## START Input for this task

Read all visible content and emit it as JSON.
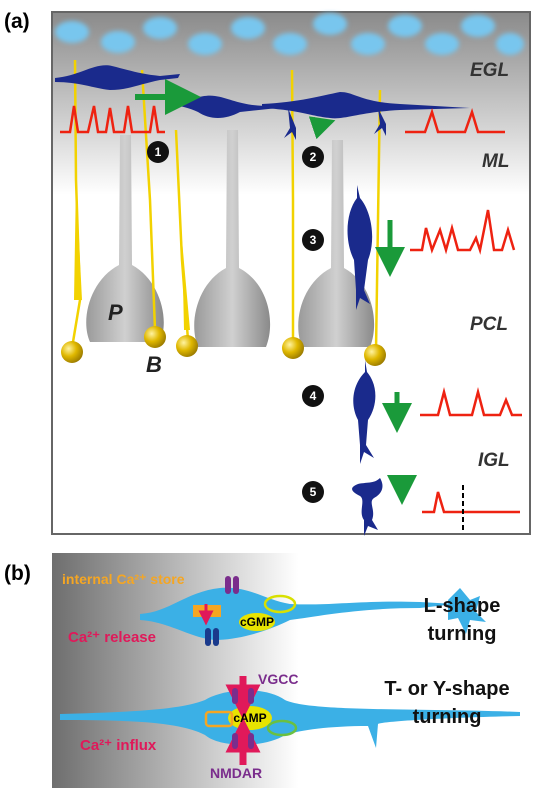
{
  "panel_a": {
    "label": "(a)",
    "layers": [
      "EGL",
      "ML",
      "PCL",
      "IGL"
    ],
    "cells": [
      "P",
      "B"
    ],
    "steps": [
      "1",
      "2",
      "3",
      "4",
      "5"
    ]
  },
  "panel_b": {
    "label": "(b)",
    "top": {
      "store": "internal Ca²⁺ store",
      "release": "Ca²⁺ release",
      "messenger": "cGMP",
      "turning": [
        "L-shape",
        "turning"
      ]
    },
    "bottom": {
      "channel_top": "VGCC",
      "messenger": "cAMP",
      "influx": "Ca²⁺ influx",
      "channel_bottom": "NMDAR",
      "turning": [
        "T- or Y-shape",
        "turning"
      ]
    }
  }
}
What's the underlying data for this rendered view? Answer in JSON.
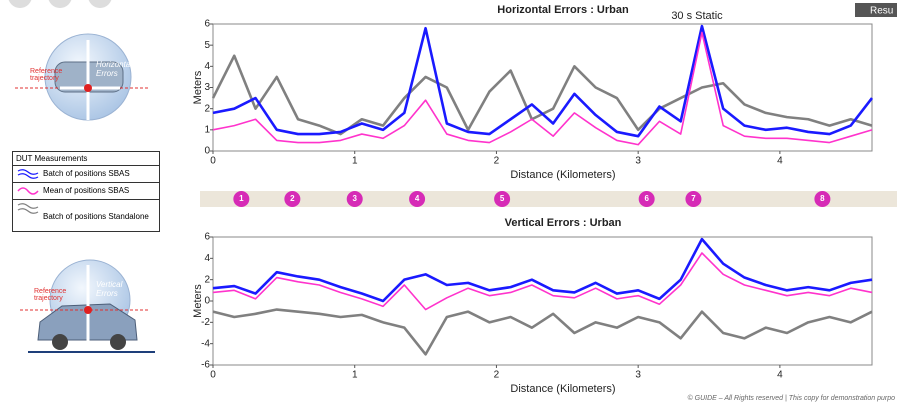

## END Input for this task
## START Input for this task

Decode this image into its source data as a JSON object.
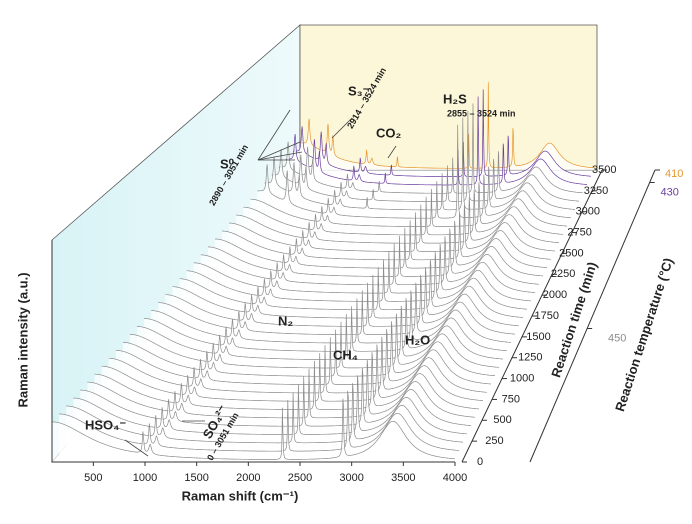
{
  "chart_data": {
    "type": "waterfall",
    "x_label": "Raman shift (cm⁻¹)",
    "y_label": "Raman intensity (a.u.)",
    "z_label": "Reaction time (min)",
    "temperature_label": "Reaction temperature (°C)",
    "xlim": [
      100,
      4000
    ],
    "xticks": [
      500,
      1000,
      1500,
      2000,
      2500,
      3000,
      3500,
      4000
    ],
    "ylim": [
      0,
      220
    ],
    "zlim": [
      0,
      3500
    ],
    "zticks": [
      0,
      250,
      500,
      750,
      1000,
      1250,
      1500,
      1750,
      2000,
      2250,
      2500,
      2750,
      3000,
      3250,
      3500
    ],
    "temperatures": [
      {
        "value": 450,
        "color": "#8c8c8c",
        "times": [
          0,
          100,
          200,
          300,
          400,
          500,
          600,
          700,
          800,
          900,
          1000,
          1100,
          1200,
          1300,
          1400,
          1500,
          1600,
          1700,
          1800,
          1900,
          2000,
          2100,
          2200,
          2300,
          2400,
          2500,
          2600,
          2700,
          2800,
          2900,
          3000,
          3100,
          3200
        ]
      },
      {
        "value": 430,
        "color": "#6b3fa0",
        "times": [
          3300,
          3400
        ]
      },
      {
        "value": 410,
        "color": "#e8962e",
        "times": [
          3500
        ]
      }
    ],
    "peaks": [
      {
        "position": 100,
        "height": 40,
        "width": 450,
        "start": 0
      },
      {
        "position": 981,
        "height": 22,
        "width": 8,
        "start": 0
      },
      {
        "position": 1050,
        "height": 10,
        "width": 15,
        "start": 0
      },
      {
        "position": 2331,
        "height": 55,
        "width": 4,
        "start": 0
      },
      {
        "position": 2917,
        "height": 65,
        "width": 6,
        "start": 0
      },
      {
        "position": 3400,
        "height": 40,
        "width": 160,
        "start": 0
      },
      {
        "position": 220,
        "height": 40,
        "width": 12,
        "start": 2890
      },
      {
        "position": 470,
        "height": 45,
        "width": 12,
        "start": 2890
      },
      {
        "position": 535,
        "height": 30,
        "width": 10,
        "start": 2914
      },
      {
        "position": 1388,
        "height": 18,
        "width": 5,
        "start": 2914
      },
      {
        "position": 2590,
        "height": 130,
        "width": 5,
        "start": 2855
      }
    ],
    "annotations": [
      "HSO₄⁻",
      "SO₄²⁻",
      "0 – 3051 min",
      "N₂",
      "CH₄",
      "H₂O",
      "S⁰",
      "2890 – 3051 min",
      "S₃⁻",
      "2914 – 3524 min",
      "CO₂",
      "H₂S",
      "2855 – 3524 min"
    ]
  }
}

## END Input for this task

* **What is being asked**: From the listing above, repeat only the lines between the line containing "Read all visible content and emit it as JSON." and the line containing "What's the underlying", those two included. Pictures are not part of the copy.

* **Reply**:
Read all visible content and emit it as JSON.
{
  "panel_a": {
    "label": "(a)",
    "layers": [
      "EGL",
      "ML",
      "PCL",
      "IGL"
    ],
    "cells": [
      "P",
      "B"
    ],
    "steps": [
      "1",
      "2",
      "3",
      "4",
      "5"
    ]
  },
  "panel_b": {
    "label": "(b)",
    "top": {
      "store": "internal Ca²⁺ store",
      "release": "Ca²⁺ release",
      "messenger": "cGMP",
      "turning": [
        "L-shape",
        "turning"
      ]
    },
    "bottom": {
      "channel_top": "VGCC",
      "messenger": "cAMP",
      "influx": "Ca²⁺ influx",
      "channel_bottom": "NMDAR",
      "turning": [
        "T- or Y-shape",
        "turning"
      ]
    }
  }
}
What's the underlying data for this rendered view? Answer in JSON.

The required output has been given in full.